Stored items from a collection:

•••••

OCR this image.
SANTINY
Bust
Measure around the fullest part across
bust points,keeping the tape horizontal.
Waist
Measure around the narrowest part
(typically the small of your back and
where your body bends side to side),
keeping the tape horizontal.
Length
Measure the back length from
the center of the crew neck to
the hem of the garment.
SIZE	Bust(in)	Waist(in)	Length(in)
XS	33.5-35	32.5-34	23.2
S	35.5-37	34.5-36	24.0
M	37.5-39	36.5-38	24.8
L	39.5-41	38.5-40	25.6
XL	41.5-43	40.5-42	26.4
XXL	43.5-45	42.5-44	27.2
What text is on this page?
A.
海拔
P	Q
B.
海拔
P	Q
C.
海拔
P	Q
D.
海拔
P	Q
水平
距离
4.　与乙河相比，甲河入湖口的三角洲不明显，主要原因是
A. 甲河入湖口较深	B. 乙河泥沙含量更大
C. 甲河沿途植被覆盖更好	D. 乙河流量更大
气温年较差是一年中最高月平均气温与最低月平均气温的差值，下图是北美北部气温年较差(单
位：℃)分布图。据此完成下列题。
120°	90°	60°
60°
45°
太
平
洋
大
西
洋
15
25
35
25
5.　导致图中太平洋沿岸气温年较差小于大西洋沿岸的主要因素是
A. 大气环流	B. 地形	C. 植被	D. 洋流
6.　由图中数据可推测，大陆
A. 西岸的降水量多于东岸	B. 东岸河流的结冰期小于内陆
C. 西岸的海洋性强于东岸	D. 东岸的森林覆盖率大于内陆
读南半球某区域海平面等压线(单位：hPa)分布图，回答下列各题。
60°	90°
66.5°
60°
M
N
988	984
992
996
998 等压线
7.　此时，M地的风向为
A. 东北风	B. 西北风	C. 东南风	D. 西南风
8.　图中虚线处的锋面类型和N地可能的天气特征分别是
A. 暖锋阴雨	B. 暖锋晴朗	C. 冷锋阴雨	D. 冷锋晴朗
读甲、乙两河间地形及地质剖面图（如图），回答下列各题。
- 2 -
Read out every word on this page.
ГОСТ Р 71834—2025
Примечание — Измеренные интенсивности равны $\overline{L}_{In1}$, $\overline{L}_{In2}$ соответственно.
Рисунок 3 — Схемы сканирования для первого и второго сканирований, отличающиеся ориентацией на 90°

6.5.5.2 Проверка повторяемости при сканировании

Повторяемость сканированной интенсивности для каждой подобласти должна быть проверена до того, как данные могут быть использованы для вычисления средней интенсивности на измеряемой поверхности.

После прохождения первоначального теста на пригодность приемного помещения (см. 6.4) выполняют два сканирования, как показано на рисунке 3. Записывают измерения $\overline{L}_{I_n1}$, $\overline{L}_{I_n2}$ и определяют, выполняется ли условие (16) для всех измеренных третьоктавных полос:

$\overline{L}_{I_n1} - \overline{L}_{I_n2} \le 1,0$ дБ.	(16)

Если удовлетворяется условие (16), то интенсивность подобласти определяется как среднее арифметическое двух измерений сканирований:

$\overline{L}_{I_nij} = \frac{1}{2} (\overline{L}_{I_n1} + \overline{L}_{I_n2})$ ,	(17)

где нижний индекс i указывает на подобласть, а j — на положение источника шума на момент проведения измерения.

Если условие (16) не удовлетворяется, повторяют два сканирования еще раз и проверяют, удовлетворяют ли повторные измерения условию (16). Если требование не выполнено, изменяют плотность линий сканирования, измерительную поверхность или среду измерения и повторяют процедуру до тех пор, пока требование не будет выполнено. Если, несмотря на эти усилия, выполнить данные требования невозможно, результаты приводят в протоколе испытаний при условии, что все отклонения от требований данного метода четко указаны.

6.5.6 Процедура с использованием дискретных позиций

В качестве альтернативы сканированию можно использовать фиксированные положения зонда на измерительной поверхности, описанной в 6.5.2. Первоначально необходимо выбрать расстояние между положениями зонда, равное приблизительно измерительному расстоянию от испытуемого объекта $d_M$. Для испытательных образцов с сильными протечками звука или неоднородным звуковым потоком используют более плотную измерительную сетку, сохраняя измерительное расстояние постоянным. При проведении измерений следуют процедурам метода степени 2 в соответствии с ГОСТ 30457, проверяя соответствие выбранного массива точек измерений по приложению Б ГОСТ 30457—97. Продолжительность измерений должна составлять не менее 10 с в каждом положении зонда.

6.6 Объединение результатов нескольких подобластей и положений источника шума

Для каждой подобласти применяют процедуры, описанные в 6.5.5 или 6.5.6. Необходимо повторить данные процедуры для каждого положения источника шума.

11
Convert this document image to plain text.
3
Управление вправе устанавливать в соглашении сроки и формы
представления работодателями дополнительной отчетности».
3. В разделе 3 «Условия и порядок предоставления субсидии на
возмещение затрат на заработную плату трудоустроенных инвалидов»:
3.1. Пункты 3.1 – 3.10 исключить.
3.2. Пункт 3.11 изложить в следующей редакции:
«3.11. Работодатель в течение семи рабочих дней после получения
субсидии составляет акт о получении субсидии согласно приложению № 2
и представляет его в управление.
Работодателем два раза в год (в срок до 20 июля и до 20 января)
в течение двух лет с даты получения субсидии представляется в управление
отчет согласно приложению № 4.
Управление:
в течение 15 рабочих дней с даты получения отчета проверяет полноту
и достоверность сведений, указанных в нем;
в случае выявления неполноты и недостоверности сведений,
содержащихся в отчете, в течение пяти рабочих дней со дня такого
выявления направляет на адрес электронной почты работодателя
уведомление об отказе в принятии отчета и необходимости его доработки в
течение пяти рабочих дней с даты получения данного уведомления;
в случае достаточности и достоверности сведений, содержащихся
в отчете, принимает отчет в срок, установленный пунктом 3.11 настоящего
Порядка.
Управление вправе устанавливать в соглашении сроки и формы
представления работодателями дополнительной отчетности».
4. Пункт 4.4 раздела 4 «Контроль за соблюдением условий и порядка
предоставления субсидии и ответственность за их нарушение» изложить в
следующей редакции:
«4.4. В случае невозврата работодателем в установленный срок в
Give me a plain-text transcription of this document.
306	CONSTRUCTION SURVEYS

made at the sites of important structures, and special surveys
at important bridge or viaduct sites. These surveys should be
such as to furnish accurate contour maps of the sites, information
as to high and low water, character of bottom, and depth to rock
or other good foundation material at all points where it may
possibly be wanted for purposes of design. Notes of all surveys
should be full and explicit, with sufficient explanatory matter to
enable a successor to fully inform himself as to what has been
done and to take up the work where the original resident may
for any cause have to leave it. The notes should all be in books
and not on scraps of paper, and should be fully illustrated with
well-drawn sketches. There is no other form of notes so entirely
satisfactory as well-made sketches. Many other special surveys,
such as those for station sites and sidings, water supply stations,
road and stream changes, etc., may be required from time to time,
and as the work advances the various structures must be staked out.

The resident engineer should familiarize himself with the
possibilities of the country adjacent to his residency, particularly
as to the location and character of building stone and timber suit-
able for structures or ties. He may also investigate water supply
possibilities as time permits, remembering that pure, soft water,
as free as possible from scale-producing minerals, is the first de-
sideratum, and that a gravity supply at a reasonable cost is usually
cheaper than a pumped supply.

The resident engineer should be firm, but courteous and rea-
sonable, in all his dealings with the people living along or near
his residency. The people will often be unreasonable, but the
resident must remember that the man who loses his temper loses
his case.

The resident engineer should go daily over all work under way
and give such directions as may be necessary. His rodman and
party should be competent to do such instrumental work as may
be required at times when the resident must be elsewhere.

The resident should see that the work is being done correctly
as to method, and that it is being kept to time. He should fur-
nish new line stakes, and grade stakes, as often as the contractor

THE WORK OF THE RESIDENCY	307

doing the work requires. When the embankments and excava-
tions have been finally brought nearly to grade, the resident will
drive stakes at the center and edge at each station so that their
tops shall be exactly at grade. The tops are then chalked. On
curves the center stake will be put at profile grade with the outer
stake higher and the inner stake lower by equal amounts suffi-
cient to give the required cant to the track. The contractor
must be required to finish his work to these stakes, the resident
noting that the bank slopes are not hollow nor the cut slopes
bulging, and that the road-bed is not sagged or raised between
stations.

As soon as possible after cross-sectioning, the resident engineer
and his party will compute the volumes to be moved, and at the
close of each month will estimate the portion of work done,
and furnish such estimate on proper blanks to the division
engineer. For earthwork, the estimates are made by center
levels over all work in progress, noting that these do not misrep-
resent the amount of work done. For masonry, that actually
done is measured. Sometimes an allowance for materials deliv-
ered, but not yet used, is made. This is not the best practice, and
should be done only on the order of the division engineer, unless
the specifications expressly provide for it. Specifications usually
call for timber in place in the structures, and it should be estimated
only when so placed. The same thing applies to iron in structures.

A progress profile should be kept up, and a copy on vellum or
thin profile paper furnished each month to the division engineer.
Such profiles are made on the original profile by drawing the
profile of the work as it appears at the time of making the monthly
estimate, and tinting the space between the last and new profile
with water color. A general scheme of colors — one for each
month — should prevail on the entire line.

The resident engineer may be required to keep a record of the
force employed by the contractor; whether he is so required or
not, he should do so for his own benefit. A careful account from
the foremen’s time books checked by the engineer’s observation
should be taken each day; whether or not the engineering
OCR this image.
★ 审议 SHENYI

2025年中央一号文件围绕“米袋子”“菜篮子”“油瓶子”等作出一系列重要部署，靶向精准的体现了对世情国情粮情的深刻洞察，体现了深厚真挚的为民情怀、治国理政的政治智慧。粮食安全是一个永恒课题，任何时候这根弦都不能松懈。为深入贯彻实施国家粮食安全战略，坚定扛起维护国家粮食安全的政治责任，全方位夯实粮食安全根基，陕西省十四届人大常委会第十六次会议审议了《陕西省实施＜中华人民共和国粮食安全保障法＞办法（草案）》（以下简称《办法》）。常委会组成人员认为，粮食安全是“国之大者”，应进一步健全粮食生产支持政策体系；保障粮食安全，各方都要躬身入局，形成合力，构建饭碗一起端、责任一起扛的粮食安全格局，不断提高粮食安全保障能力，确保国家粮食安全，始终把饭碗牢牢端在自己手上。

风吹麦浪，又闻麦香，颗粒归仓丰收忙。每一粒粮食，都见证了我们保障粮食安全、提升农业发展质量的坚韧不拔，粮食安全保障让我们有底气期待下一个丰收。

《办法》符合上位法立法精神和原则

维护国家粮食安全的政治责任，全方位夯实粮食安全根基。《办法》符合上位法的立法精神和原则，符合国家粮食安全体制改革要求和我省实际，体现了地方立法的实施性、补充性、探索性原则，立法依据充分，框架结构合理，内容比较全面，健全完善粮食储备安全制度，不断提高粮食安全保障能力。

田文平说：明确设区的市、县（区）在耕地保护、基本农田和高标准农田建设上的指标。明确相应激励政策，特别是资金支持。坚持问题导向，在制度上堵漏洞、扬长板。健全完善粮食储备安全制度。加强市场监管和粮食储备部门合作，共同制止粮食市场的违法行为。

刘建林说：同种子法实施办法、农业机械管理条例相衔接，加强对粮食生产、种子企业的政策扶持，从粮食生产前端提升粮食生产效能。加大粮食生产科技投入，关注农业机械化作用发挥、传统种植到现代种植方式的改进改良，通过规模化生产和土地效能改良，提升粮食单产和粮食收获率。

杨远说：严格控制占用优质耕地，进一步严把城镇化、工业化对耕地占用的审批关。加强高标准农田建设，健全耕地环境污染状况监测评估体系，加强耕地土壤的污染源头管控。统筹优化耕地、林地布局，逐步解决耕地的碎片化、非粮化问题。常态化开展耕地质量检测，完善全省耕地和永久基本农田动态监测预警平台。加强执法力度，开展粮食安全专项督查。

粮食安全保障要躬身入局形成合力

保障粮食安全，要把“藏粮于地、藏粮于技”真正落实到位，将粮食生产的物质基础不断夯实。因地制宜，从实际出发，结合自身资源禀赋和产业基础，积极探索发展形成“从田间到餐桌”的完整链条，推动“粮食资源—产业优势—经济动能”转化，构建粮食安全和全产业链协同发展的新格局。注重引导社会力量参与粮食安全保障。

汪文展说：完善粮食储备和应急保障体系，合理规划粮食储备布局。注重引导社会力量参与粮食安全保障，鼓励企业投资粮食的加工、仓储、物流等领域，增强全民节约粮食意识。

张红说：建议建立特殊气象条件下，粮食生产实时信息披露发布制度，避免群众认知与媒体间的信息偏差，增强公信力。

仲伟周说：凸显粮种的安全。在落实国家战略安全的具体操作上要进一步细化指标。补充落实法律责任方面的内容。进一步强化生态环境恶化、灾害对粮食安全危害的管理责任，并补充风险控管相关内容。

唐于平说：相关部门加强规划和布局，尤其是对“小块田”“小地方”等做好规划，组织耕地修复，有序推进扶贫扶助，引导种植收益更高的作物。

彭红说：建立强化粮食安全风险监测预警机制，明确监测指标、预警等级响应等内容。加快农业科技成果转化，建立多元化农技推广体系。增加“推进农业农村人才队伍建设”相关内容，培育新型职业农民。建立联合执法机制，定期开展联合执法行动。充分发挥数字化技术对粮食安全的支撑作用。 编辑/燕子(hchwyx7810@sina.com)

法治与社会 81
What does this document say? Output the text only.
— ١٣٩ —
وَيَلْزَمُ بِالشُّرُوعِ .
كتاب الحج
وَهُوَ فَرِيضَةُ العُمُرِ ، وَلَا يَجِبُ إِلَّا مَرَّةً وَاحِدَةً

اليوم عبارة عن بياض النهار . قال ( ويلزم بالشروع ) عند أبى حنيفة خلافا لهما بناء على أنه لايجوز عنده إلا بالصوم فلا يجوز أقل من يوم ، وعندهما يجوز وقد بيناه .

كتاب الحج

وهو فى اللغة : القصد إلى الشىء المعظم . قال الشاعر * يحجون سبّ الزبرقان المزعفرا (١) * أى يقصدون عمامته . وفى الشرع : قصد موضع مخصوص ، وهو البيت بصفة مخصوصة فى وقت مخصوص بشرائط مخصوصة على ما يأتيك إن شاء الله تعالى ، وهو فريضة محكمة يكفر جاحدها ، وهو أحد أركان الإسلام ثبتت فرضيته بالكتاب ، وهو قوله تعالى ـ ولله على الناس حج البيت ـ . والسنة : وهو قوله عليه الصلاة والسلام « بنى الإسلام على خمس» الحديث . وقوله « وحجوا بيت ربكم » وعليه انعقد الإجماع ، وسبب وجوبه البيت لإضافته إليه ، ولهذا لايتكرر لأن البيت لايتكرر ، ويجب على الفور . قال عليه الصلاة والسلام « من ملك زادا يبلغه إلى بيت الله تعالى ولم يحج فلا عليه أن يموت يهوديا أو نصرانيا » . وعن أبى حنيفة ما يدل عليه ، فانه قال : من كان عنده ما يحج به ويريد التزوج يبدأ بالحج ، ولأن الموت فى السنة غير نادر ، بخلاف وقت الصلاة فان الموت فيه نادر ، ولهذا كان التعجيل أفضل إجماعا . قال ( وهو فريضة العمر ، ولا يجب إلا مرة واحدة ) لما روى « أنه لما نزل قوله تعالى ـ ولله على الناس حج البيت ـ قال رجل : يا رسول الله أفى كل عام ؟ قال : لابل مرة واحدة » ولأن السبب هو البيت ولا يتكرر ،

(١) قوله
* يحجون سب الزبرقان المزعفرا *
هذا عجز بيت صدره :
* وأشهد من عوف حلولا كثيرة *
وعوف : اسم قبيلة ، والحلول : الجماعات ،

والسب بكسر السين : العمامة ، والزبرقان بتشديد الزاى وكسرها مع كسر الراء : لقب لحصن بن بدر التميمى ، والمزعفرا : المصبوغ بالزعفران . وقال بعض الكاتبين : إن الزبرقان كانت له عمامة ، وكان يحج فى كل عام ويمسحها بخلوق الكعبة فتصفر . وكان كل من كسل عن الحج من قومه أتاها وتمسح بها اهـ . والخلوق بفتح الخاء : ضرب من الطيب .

•••••

Request:
Read the entries and show each line that mentions "согласно".

Output:
субсидии составляет акт о получении субсидии согласно приложению № 2
отчет согласно приложению № 4.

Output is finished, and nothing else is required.